Texte à analyser
···

C’est ce biais que saisit Marine le Pen en utilisant cet article pour introduire la « préférence nationale » dans la Constitution.

Pressentant ce risque, le Conseil constitutionnel (qui, depuis 1962 se déclarait incompétent pour se prononcer sur la conformité à la Constitution d’une loi adoptée par référendum « expression directe de la souveraineté nationale), a mis un bémol à cette partition favorable à l’expansion du référendum.

En vertu de l’article 60 de la Constitution, qui lui donne la mission de « veiller à la régularité des opérations de référendum », il a estimé devoir étendre « l’efficacité de son contrôle des opérations référendaires (qui pourraient) porter atteinte au fonctionnement normal des pouvoirs publics ».

C’est la désormais fameuse Décision du 24 mars 2005, Hauchefeuille, Meyer. On notera qu’elle ne concerne que l’organisation du référendum, mais cela va jusqu’à la fonction de partager avec le gouvernement l’élaboration des textes réglementaires relatifs à cette organisation, ce qui pourrait le conduire à contrôler la conformité à la Constitution des questions posées.

···

[Données enregistrées]
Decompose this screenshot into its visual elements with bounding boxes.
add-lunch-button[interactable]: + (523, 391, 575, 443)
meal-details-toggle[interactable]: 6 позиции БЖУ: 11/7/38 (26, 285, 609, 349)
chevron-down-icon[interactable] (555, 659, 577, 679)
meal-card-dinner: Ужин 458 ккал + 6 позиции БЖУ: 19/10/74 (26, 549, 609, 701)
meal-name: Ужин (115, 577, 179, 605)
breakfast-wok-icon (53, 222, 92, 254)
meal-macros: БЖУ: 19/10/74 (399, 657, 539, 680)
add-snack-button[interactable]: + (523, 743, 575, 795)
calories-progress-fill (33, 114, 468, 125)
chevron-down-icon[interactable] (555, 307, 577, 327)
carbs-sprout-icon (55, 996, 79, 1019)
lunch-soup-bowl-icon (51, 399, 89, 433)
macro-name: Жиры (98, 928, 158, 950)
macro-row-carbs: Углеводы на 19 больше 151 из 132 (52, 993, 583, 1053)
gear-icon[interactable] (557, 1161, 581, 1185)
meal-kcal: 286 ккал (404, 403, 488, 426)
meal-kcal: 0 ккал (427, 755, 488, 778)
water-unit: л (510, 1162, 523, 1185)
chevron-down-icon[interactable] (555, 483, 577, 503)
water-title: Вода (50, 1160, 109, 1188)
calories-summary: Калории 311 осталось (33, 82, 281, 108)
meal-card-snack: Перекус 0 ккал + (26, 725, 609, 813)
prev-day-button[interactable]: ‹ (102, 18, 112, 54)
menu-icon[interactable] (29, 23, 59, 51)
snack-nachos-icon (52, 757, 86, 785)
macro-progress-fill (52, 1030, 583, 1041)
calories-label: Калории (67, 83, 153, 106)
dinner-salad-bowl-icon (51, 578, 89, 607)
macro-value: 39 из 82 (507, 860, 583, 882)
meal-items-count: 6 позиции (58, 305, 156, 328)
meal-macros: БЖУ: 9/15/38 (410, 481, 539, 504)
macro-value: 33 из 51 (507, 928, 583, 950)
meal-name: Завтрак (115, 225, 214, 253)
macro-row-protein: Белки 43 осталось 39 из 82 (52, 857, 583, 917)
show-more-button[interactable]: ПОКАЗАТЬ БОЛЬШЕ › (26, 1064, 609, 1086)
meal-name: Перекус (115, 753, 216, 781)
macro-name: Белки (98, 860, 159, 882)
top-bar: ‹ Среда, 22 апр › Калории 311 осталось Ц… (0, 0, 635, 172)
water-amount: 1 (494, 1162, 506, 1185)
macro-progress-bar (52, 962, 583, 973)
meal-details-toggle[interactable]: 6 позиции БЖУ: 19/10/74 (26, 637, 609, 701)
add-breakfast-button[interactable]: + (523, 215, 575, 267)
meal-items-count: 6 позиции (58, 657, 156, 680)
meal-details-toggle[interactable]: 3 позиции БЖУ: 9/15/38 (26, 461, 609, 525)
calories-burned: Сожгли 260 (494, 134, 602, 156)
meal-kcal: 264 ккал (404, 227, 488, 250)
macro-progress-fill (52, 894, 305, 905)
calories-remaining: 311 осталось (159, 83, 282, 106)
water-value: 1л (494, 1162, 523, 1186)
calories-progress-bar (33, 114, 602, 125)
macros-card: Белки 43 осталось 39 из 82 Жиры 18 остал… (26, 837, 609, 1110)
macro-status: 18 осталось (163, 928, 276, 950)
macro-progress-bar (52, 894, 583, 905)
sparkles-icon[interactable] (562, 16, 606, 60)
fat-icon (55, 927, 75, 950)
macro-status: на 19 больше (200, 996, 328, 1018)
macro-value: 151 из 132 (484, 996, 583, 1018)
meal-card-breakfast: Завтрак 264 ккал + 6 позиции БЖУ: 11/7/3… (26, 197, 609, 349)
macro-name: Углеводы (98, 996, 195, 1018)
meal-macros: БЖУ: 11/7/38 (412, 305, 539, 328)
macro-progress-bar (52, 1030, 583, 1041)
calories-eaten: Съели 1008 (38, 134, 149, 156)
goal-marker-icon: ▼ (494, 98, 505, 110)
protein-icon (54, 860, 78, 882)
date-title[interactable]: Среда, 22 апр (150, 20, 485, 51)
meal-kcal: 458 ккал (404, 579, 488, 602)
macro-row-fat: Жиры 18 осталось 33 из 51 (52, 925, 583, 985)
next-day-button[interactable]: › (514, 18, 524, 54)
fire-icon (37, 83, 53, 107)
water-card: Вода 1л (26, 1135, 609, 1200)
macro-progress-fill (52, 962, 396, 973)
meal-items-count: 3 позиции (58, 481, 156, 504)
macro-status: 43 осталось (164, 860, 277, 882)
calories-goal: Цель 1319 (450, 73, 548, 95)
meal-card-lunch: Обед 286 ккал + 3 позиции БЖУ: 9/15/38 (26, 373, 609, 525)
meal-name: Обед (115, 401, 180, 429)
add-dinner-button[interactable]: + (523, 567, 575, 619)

···

Consigne
Recopiez le passage du texte sur le contrôle du référendum qui va de « Pressentant ce risque, le » jusqu'à « l’expansion du référendum. », en substituant « frein » à « bémol ».

Corrigé
Pressentant ce risque, le Conseil constitutionnel (qui, depuis 1962 se déclarait incompétent pour se prononcer sur la conformité à la Constitution d’une loi adoptée par référendum « expression directe de la souveraineté nationale), a mis un frein à cette partition favorable à l’expansion du référendum.